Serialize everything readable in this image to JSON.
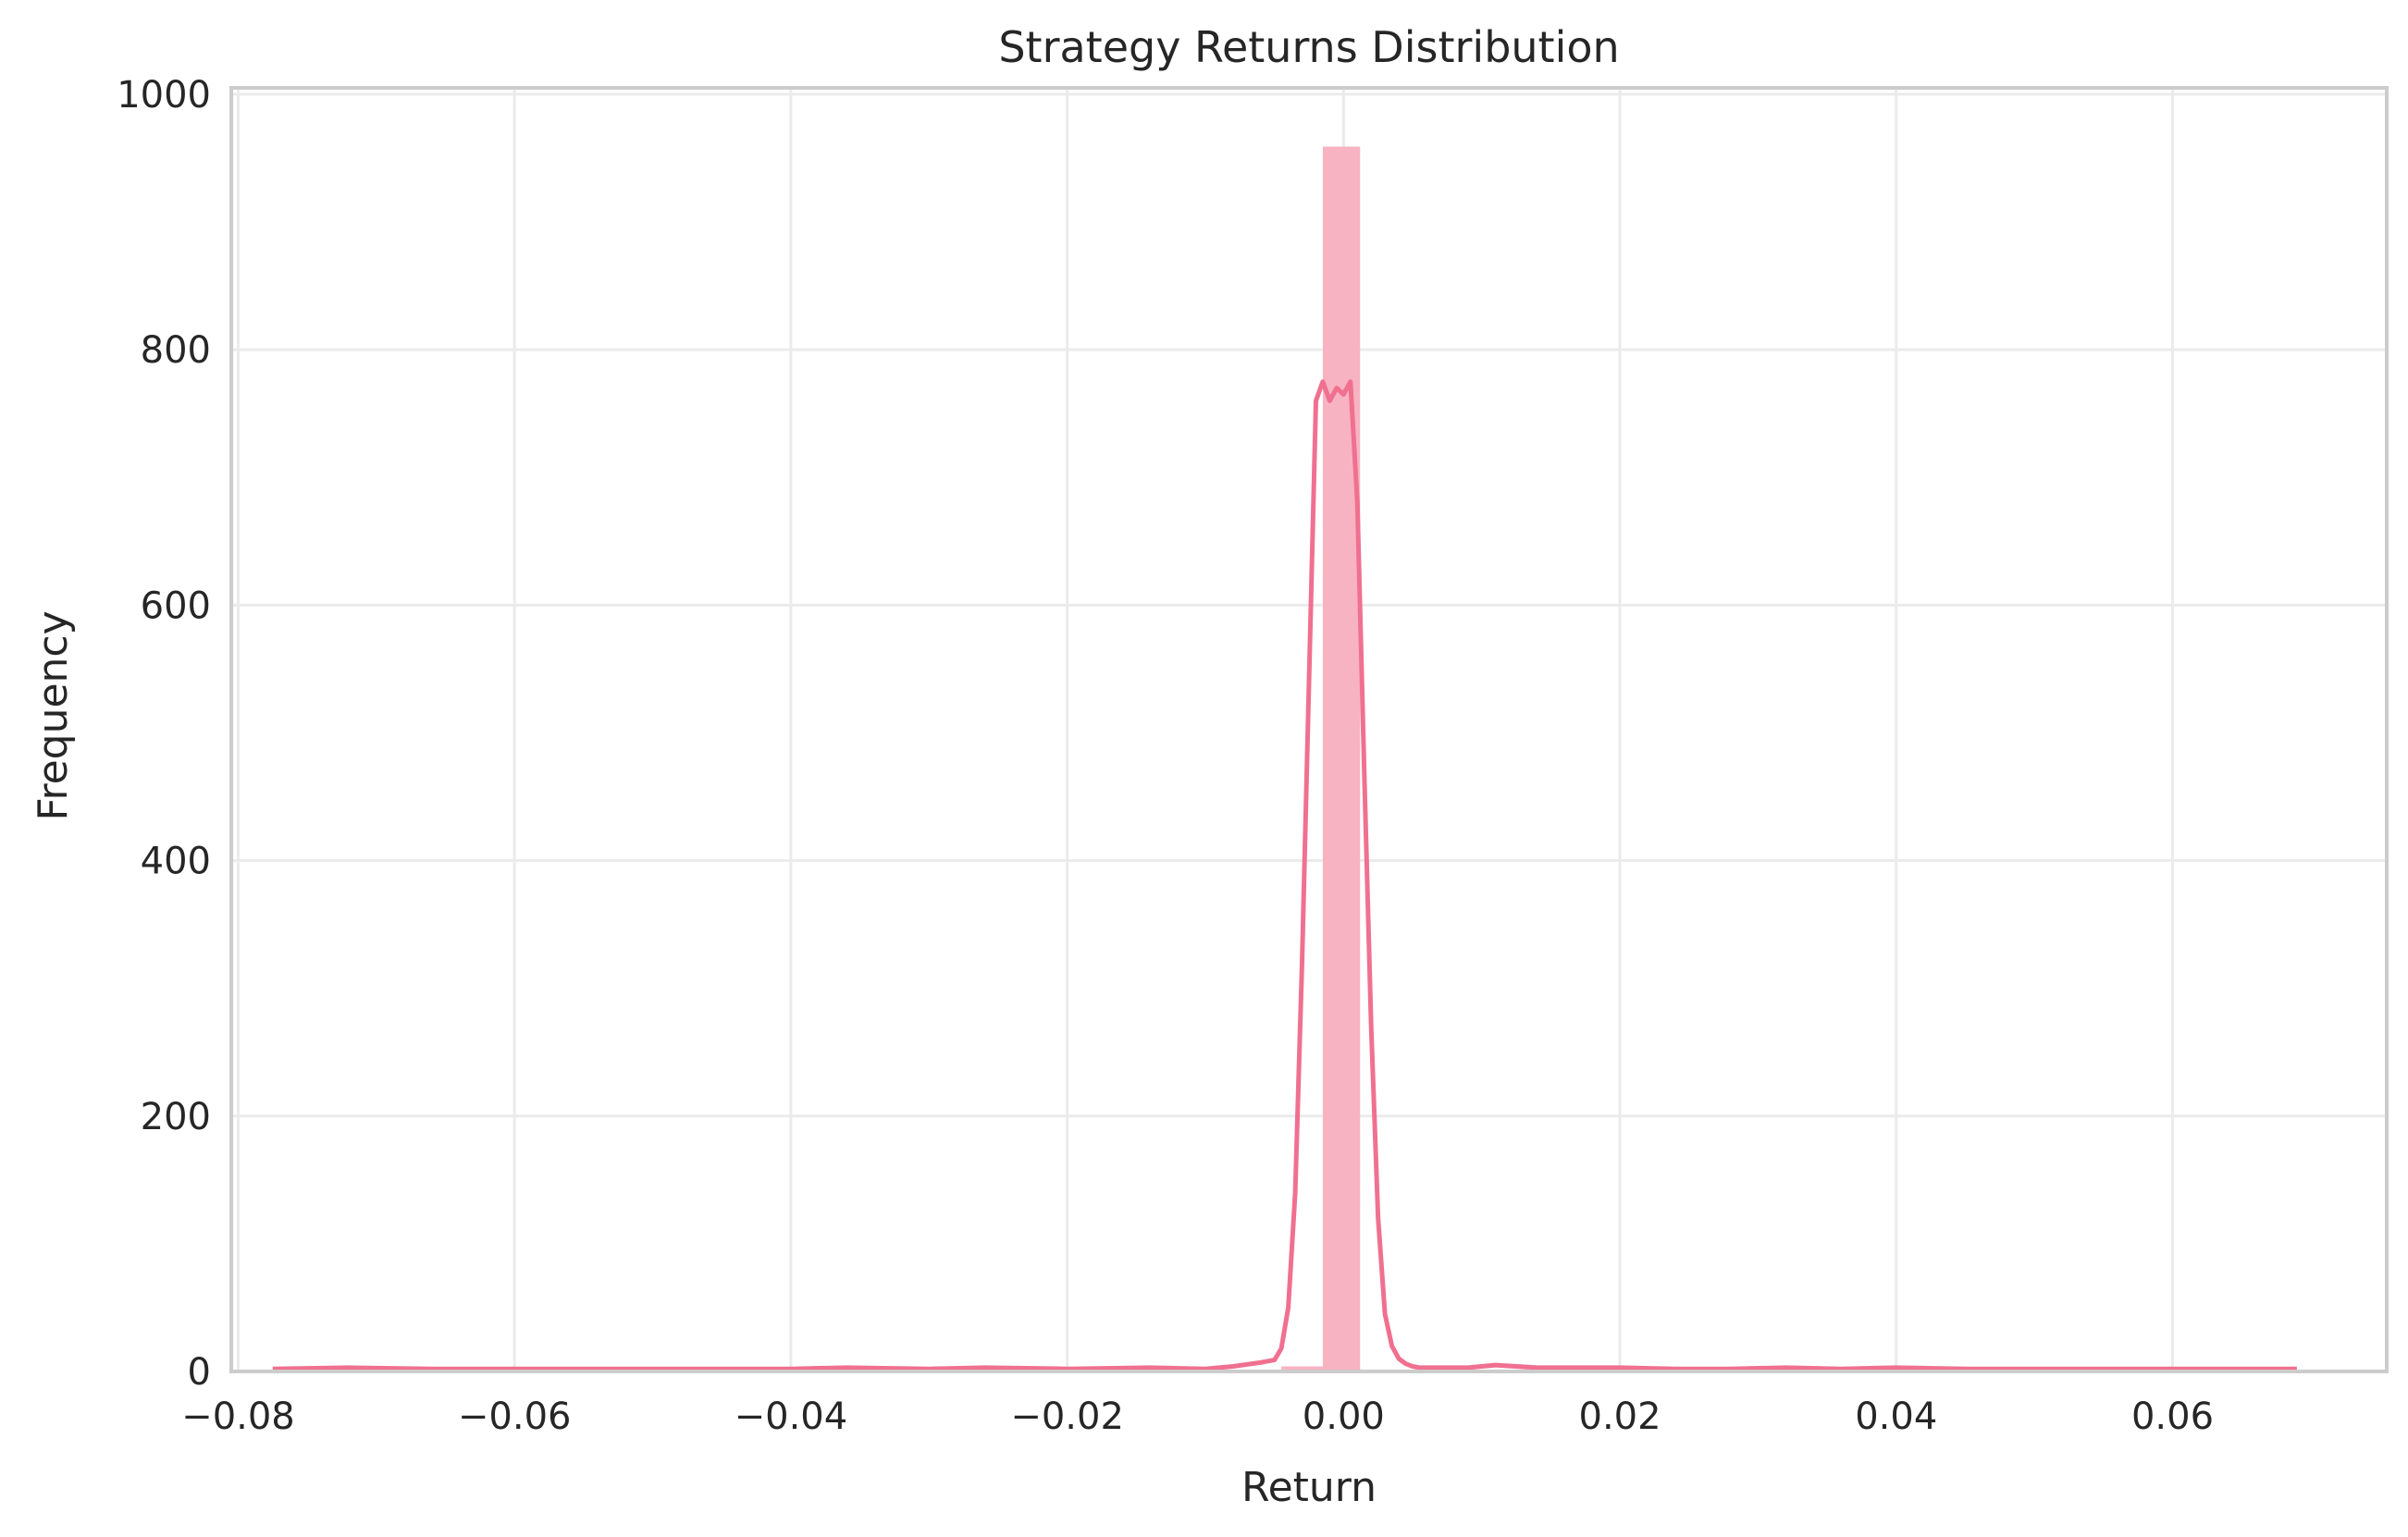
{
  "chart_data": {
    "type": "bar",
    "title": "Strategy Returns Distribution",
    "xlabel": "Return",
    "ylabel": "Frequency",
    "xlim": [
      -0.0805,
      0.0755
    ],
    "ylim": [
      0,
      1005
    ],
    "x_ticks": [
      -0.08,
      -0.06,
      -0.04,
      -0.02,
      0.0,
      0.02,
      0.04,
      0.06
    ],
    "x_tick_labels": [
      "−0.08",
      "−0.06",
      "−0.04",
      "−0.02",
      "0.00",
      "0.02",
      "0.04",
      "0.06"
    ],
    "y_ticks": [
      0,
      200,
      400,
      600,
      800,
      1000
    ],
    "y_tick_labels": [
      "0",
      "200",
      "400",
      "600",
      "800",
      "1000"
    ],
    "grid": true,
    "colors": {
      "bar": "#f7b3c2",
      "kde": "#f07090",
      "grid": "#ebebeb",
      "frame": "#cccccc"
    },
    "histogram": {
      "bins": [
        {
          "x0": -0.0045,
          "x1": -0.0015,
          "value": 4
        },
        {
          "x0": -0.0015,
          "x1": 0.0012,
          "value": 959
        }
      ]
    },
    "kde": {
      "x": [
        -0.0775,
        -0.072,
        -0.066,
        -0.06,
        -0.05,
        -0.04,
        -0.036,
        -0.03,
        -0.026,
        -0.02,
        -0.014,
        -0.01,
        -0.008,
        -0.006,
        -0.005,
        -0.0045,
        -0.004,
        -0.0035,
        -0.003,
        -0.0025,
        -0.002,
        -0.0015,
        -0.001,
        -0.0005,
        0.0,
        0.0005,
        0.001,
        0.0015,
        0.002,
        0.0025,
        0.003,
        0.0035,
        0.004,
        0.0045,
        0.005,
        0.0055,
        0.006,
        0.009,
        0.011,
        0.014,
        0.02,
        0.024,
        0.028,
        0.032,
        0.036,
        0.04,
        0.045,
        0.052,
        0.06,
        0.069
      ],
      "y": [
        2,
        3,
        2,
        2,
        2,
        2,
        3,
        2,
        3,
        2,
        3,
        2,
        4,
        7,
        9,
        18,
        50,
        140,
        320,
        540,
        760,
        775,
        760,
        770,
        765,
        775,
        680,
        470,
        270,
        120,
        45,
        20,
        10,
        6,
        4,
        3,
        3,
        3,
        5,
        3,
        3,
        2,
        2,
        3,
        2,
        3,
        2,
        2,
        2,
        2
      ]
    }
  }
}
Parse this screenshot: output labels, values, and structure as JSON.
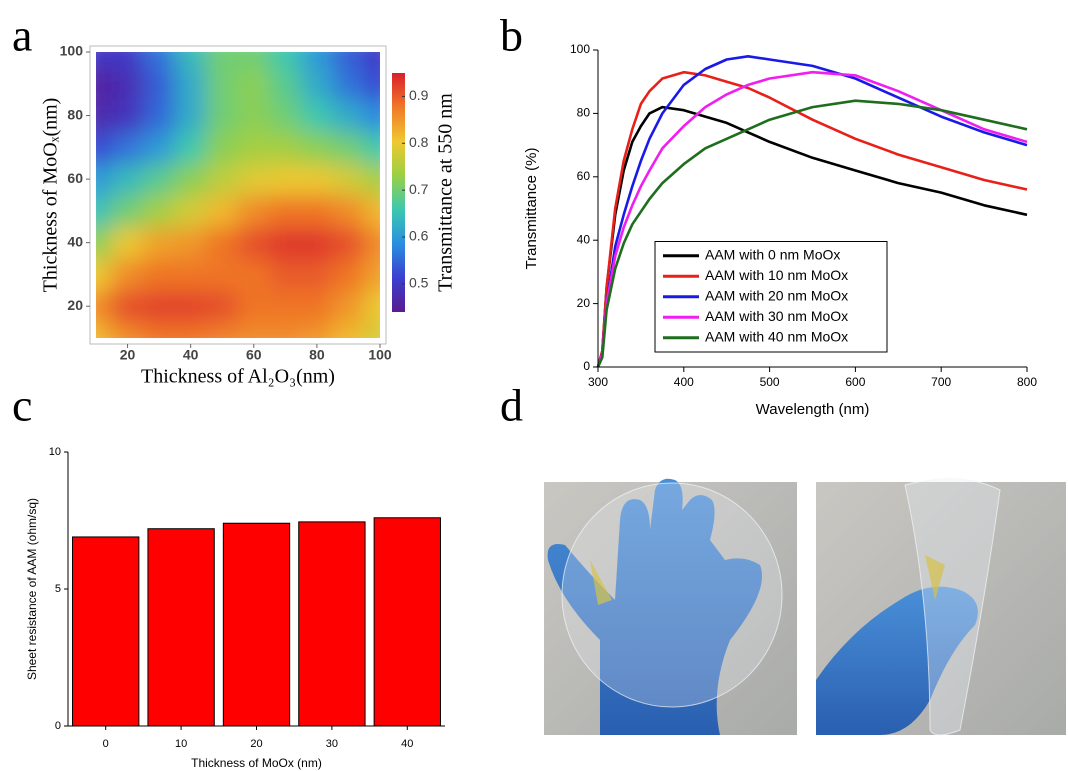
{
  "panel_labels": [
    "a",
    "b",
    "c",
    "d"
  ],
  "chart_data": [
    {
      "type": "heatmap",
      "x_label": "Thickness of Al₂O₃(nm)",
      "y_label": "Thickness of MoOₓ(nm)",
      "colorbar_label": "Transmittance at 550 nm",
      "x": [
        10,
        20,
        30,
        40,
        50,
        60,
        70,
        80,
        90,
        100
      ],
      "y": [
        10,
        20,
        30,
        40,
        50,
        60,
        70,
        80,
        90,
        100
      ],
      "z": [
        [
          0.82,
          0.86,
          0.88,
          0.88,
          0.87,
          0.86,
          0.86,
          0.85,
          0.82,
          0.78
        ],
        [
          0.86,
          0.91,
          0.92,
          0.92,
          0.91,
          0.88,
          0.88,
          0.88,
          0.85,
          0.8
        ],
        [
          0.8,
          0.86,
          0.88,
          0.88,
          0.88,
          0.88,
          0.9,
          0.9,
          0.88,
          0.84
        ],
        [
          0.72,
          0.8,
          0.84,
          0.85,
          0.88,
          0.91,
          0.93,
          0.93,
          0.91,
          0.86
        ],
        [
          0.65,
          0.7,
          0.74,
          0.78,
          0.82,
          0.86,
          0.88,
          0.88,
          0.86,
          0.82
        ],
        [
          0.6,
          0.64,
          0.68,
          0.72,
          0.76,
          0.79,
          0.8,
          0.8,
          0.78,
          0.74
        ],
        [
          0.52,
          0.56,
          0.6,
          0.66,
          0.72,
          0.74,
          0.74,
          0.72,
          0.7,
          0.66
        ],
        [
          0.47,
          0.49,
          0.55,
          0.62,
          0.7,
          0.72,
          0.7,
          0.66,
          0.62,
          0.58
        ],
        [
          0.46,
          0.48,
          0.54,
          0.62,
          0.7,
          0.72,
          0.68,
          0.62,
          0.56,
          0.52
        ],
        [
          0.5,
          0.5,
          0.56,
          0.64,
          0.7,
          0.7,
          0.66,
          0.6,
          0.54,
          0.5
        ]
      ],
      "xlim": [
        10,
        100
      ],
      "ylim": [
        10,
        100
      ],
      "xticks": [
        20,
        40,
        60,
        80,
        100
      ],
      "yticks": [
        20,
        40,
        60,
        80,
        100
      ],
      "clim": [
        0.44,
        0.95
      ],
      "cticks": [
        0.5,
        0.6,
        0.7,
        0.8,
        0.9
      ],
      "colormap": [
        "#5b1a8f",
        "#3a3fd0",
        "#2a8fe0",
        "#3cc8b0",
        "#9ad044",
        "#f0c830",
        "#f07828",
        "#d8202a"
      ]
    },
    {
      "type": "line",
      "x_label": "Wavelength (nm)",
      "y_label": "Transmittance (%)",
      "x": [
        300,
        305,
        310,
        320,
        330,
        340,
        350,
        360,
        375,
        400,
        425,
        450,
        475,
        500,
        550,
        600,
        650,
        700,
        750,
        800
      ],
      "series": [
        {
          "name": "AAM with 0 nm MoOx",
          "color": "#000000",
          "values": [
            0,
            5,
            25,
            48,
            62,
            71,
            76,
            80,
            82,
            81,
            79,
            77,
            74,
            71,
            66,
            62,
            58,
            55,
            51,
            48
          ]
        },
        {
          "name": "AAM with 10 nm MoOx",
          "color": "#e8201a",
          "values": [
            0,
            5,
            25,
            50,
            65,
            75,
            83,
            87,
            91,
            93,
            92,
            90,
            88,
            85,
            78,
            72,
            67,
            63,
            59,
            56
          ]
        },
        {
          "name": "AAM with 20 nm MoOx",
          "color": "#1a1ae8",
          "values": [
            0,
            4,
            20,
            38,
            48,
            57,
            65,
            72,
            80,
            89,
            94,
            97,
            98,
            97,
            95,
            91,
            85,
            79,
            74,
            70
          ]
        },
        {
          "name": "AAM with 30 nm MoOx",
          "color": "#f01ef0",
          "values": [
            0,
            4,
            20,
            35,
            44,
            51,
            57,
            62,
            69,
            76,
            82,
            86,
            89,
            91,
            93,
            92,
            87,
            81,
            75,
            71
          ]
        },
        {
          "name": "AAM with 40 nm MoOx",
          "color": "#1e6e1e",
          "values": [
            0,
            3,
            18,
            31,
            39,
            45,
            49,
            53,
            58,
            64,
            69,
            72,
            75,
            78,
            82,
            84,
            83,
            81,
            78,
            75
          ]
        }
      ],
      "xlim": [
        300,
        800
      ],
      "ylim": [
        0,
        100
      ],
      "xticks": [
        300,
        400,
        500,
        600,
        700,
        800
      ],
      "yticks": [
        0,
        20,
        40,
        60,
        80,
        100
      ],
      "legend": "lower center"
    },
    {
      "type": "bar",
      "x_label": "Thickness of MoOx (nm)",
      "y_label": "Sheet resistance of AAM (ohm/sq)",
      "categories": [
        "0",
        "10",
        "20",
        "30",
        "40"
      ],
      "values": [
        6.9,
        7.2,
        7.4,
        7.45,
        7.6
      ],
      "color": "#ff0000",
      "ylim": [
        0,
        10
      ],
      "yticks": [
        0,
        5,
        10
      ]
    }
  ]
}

◇ ◇ ◇ ◇

• [The request] Please transcribe the material above exactly as written. Leave the pictures out.

• [Final result]
Serialize everything readable in this image to JSON.
{
  "chart_data": {
    "type": "bar",
    "title": "Strategy Returns Distribution",
    "xlabel": "Return",
    "ylabel": "Frequency",
    "xlim": [
      -0.0805,
      0.0755
    ],
    "ylim": [
      0,
      1005
    ],
    "x_ticks": [
      -0.08,
      -0.06,
      -0.04,
      -0.02,
      0.0,
      0.02,
      0.04,
      0.06
    ],
    "x_tick_labels": [
      "−0.08",
      "−0.06",
      "−0.04",
      "−0.02",
      "0.00",
      "0.02",
      "0.04",
      "0.06"
    ],
    "y_ticks": [
      0,
      200,
      400,
      600,
      800,
      1000
    ],
    "y_tick_labels": [
      "0",
      "200",
      "400",
      "600",
      "800",
      "1000"
    ],
    "grid": true,
    "colors": {
      "bar": "#f7b3c2",
      "kde": "#f07090",
      "grid": "#ebebeb",
      "frame": "#cccccc"
    },
    "histogram": {
      "bins": [
        {
          "x0": -0.0045,
          "x1": -0.0015,
          "value": 4
        },
        {
          "x0": -0.0015,
          "x1": 0.0012,
          "value": 959
        }
      ]
    },
    "kde": {
      "x": [
        -0.0775,
        -0.072,
        -0.066,
        -0.06,
        -0.05,
        -0.04,
        -0.036,
        -0.03,
        -0.026,
        -0.02,
        -0.014,
        -0.01,
        -0.008,
        -0.006,
        -0.005,
        -0.0045,
        -0.004,
        -0.0035,
        -0.003,
        -0.0025,
        -0.002,
        -0.0015,
        -0.001,
        -0.0005,
        0.0,
        0.0005,
        0.001,
        0.0015,
        0.002,
        0.0025,
        0.003,
        0.0035,
        0.004,
        0.0045,
        0.005,
        0.0055,
        0.006,
        0.009,
        0.011,
        0.014,
        0.02,
        0.024,
        0.028,
        0.032,
        0.036,
        0.04,
        0.045,
        0.052,
        0.06,
        0.069
      ],
      "y": [
        2,
        3,
        2,
        2,
        2,
        2,
        3,
        2,
        3,
        2,
        3,
        2,
        4,
        7,
        9,
        18,
        50,
        140,
        320,
        540,
        760,
        775,
        760,
        770,
        765,
        775,
        680,
        470,
        270,
        120,
        45,
        20,
        10,
        6,
        4,
        3,
        3,
        3,
        5,
        3,
        3,
        2,
        2,
        3,
        2,
        3,
        2,
        2,
        2,
        2
      ]
    }
  }
}
Parse this screenshot: output labels, values, and structure as JSON.
{
  "panel_labels": [
    "a",
    "b",
    "c",
    "d"
  ],
  "chart_data": [
    {
      "type": "heatmap",
      "x_label": "Thickness of Al₂O₃(nm)",
      "y_label": "Thickness of MoOₓ(nm)",
      "colorbar_label": "Transmittance at 550 nm",
      "x": [
        10,
        20,
        30,
        40,
        50,
        60,
        70,
        80,
        90,
        100
      ],
      "y": [
        10,
        20,
        30,
        40,
        50,
        60,
        70,
        80,
        90,
        100
      ],
      "z": [
        [
          0.82,
          0.86,
          0.88,
          0.88,
          0.87,
          0.86,
          0.86,
          0.85,
          0.82,
          0.78
        ],
        [
          0.86,
          0.91,
          0.92,
          0.92,
          0.91,
          0.88,
          0.88,
          0.88,
          0.85,
          0.8
        ],
        [
          0.8,
          0.86,
          0.88,
          0.88,
          0.88,
          0.88,
          0.9,
          0.9,
          0.88,
          0.84
        ],
        [
          0.72,
          0.8,
          0.84,
          0.85,
          0.88,
          0.91,
          0.93,
          0.93,
          0.91,
          0.86
        ],
        [
          0.65,
          0.7,
          0.74,
          0.78,
          0.82,
          0.86,
          0.88,
          0.88,
          0.86,
          0.82
        ],
        [
          0.6,
          0.64,
          0.68,
          0.72,
          0.76,
          0.79,
          0.8,
          0.8,
          0.78,
          0.74
        ],
        [
          0.52,
          0.56,
          0.6,
          0.66,
          0.72,
          0.74,
          0.74,
          0.72,
          0.7,
          0.66
        ],
        [
          0.47,
          0.49,
          0.55,
          0.62,
          0.7,
          0.72,
          0.7,
          0.66,
          0.62,
          0.58
        ],
        [
          0.46,
          0.48,
          0.54,
          0.62,
          0.7,
          0.72,
          0.68,
          0.62,
          0.56,
          0.52
        ],
        [
          0.5,
          0.5,
          0.56,
          0.64,
          0.7,
          0.7,
          0.66,
          0.6,
          0.54,
          0.5
        ]
      ],
      "xlim": [
        10,
        100
      ],
      "ylim": [
        10,
        100
      ],
      "xticks": [
        20,
        40,
        60,
        80,
        100
      ],
      "yticks": [
        20,
        40,
        60,
        80,
        100
      ],
      "clim": [
        0.44,
        0.95
      ],
      "cticks": [
        0.5,
        0.6,
        0.7,
        0.8,
        0.9
      ],
      "colormap": [
        "#5b1a8f",
        "#3a3fd0",
        "#2a8fe0",
        "#3cc8b0",
        "#9ad044",
        "#f0c830",
        "#f07828",
        "#d8202a"
      ]
    },
    {
      "type": "line",
      "x_label": "Wavelength (nm)",
      "y_label": "Transmittance (%)",
      "x": [
        300,
        305,
        310,
        320,
        330,
        340,
        350,
        360,
        375,
        400,
        425,
        450,
        475,
        500,
        550,
        600,
        650,
        700,
        750,
        800
      ],
      "series": [
        {
          "name": "AAM with 0 nm MoOx",
          "color": "#000000",
          "values": [
            0,
            5,
            25,
            48,
            62,
            71,
            76,
            80,
            82,
            81,
            79,
            77,
            74,
            71,
            66,
            62,
            58,
            55,
            51,
            48
          ]
        },
        {
          "name": "AAM with 10 nm MoOx",
          "color": "#e8201a",
          "values": [
            0,
            5,
            25,
            50,
            65,
            75,
            83,
            87,
            91,
            93,
            92,
            90,
            88,
            85,
            78,
            72,
            67,
            63,
            59,
            56
          ]
        },
        {
          "name": "AAM with 20 nm MoOx",
          "color": "#1a1ae8",
          "values": [
            0,
            4,
            20,
            38,
            48,
            57,
            65,
            72,
            80,
            89,
            94,
            97,
            98,
            97,
            95,
            91,
            85,
            79,
            74,
            70
          ]
        },
        {
          "name": "AAM with 30 nm MoOx",
          "color": "#f01ef0",
          "values": [
            0,
            4,
            20,
            35,
            44,
            51,
            57,
            62,
            69,
            76,
            82,
            86,
            89,
            91,
            93,
            92,
            87,
            81,
            75,
            71
          ]
        },
        {
          "name": "AAM with 40 nm MoOx",
          "color": "#1e6e1e",
          "values": [
            0,
            3,
            18,
            31,
            39,
            45,
            49,
            53,
            58,
            64,
            69,
            72,
            75,
            78,
            82,
            84,
            83,
            81,
            78,
            75
          ]
        }
      ],
      "xlim": [
        300,
        800
      ],
      "ylim": [
        0,
        100
      ],
      "xticks": [
        300,
        400,
        500,
        600,
        700,
        800
      ],
      "yticks": [
        0,
        20,
        40,
        60,
        80,
        100
      ],
      "legend": "lower center"
    },
    {
      "type": "bar",
      "x_label": "Thickness of MoOx (nm)",
      "y_label": "Sheet resistance of AAM (ohm/sq)",
      "categories": [
        "0",
        "10",
        "20",
        "30",
        "40"
      ],
      "values": [
        6.9,
        7.2,
        7.4,
        7.45,
        7.6
      ],
      "color": "#ff0000",
      "ylim": [
        0,
        10
      ],
      "yticks": [
        0,
        5,
        10
      ]
    }
  ]
}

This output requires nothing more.